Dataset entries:
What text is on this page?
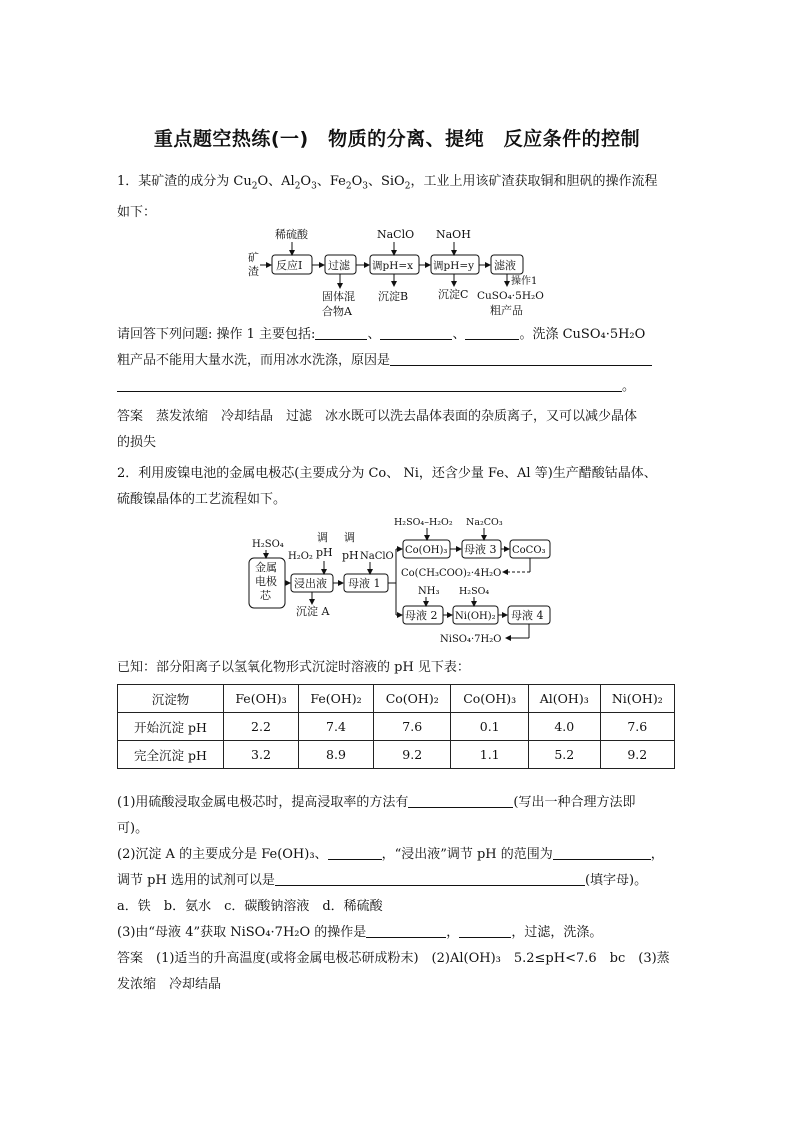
重点题空热练(一)　物质的分离、提纯　反应条件的控制
1．某矿渣的成分为 $Cu_2O$、$Al_2O_3$、$Fe_2O_3$、SiO$_2$，工业上用该矿渣获取铜和胆矾的操作流程
如下：
矿
渣
稀硫酸
反应Ⅰ 过滤
固体混
合物A
NaClO
调pH=x
沉淀B
NaOH
调pH=y
沉淀C
滤液
操作1
CuSO₄·5H₂O
粗产品
请回答下列问题: 操作 1 主要包括:	、	、	。洗涤 CuSO₄·5H₂O
粗产品不能用大量水洗，而用冰水洗涤，原因是
。
答案　蒸发浓缩　冷却结晶　过滤　冰水既可以洗去晶体表面的杂质离子，又可以减少晶体
的损失
2．利用废镍电池的金属电极芯(主要成分为 Co、 Ni，还含少量 Fe、Al 等)生产醋酸钴晶体、
硫酸镍晶体的工艺流程如下。
H₂SO₄
金属
电极
芯
H₂O₂
调
pH
浸出液
沉淀 A
调
pH NaClO
母液 1
H₂SO₄–H₂O₂ Na₂CO₃
Co(OH)₃ 母液 3 CoCO₃
Co(CH₃COO)₂·4H₂O
NH₃ H₂SO₄
母液 2 Ni(OH)₂ 母液 4
NiSO₄·7H₂O
已知：部分阳离子以氢氧化物形式沉淀时溶液的 pH 见下表：
沉淀物	Fe(OH)₃	Fe(OH)₂	Co(OH)₂	Co(OH)₃	Al(OH)₃	Ni(OH)₂
开始沉淀 pH	2.2	7.4	7.6	0.1	4.0	7.6
完全沉淀 pH	3.2	8.9	9.2	1.1	5.2	9.2
(1)用硫酸浸取金属电极芯时，提高浸取率的方法有	(写出一种合理方法即
可)。
(2)沉淀 A 的主要成分是 Fe(OH)₃、	，“浸出液”调节 pH 的范围为	，
调节 pH 选用的试剂可以是	(填字母)。
a．铁　b．氨水　c．碳酸钠溶液　d．稀硫酸
(3)由“母液 4”获取 NiSO₄·7H₂O 的操作是	，	，过滤，洗涤。
答案　(1)适当的升高温度(或将金属电极芯研成粉末)　(2)Al(OH)₃　5.2≤pH<7.6　bc　(3)蒸
发浓缩　冷却结晶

> [PROBLEM STATEMENT]
Search the preceding listing for "NiSO₄" and extract every line where it is found.

> [EXERCISE RESPONSE]
NiSO₄·7H₂O
(3)由“母液 4”获取 NiSO₄·7H₂O 的操作是	，	，过滤，洗涤。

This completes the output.